* Given records:

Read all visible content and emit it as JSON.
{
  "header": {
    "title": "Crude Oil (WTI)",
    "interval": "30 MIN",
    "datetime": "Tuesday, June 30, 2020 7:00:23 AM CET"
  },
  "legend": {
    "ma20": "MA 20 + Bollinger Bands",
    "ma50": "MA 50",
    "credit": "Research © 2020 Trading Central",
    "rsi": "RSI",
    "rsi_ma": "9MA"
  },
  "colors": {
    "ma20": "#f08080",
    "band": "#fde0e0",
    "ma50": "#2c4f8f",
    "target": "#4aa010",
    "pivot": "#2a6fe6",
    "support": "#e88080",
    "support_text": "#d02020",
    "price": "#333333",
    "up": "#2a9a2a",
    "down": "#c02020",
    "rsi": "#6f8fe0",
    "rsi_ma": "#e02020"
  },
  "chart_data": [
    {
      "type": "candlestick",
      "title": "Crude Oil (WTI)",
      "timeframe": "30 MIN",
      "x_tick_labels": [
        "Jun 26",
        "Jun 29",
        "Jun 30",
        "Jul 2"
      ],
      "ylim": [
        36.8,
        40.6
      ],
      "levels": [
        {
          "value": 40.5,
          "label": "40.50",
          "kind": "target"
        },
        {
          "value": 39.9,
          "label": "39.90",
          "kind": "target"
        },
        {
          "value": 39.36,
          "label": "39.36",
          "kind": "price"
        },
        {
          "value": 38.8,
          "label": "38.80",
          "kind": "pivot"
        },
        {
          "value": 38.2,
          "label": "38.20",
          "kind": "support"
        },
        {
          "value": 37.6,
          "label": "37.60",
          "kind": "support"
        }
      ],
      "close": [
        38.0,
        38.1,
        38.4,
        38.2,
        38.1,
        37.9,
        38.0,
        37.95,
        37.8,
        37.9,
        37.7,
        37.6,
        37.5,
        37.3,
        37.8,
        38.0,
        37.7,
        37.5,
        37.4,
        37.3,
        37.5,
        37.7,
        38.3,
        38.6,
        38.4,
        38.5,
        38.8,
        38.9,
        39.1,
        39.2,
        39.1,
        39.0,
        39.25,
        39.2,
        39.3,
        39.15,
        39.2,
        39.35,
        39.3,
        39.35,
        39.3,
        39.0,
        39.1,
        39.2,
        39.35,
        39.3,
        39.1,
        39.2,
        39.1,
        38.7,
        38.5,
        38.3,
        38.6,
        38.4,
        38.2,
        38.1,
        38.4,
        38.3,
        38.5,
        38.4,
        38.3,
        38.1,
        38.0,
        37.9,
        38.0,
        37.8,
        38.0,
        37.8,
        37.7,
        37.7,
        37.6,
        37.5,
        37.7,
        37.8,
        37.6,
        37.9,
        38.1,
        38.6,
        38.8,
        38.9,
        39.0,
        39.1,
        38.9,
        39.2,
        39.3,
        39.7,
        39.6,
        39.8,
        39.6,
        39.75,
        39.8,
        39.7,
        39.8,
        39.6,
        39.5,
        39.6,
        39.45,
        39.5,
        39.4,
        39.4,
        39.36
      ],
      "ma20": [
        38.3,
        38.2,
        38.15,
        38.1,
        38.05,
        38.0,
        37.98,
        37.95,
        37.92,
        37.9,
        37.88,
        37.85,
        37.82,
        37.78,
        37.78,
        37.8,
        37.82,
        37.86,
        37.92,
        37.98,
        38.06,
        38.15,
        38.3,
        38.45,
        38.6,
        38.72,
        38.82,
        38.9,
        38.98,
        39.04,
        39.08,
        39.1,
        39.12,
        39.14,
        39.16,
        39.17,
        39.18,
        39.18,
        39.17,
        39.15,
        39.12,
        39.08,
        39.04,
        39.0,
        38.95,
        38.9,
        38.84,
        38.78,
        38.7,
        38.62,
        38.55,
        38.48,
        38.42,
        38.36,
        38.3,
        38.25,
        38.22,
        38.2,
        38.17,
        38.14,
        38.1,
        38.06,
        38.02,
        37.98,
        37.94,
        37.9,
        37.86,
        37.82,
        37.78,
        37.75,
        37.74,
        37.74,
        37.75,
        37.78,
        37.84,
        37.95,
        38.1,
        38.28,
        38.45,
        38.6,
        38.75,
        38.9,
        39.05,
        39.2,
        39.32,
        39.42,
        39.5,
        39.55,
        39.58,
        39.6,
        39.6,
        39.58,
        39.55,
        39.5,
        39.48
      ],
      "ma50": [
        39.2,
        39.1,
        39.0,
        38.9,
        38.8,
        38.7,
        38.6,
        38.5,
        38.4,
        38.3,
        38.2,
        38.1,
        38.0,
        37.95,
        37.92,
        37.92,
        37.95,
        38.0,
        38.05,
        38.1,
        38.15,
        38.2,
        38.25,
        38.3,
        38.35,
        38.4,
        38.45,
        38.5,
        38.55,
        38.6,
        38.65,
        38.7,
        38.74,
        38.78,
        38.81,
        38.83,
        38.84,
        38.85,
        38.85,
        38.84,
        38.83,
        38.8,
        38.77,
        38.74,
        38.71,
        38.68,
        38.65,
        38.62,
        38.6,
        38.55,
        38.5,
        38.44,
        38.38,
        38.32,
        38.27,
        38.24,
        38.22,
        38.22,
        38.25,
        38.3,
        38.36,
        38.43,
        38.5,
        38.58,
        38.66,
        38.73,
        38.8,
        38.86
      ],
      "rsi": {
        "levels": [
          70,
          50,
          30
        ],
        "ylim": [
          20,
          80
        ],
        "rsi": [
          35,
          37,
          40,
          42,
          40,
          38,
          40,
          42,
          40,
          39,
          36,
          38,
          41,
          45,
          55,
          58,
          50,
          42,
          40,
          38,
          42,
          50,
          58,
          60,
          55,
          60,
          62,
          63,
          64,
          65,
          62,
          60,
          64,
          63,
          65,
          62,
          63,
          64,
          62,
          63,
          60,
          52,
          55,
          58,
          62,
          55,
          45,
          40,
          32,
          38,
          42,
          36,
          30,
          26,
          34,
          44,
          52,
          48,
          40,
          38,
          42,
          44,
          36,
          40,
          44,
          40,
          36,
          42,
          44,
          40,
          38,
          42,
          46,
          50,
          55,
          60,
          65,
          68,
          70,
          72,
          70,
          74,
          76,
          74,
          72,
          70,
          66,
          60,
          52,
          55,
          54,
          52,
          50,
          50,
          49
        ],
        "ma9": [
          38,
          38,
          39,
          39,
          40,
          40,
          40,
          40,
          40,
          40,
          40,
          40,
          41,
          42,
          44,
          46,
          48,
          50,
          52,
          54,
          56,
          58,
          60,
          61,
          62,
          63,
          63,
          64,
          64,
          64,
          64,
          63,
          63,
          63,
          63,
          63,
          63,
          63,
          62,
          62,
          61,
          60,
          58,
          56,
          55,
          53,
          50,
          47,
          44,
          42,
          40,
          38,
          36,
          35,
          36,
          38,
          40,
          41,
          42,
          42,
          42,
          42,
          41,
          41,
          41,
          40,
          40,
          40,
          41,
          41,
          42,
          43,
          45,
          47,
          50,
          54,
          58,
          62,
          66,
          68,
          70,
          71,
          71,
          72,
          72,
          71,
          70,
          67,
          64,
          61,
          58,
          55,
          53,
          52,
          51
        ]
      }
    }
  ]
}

* Directions:
Copy all lines from the material that contain "value".

* Result of this exercise:
          "value": 40.5,
          "value": 39.9,
          "value": 39.36,
          "value": 38.8,
          "value": 38.2,
          "value": 37.6,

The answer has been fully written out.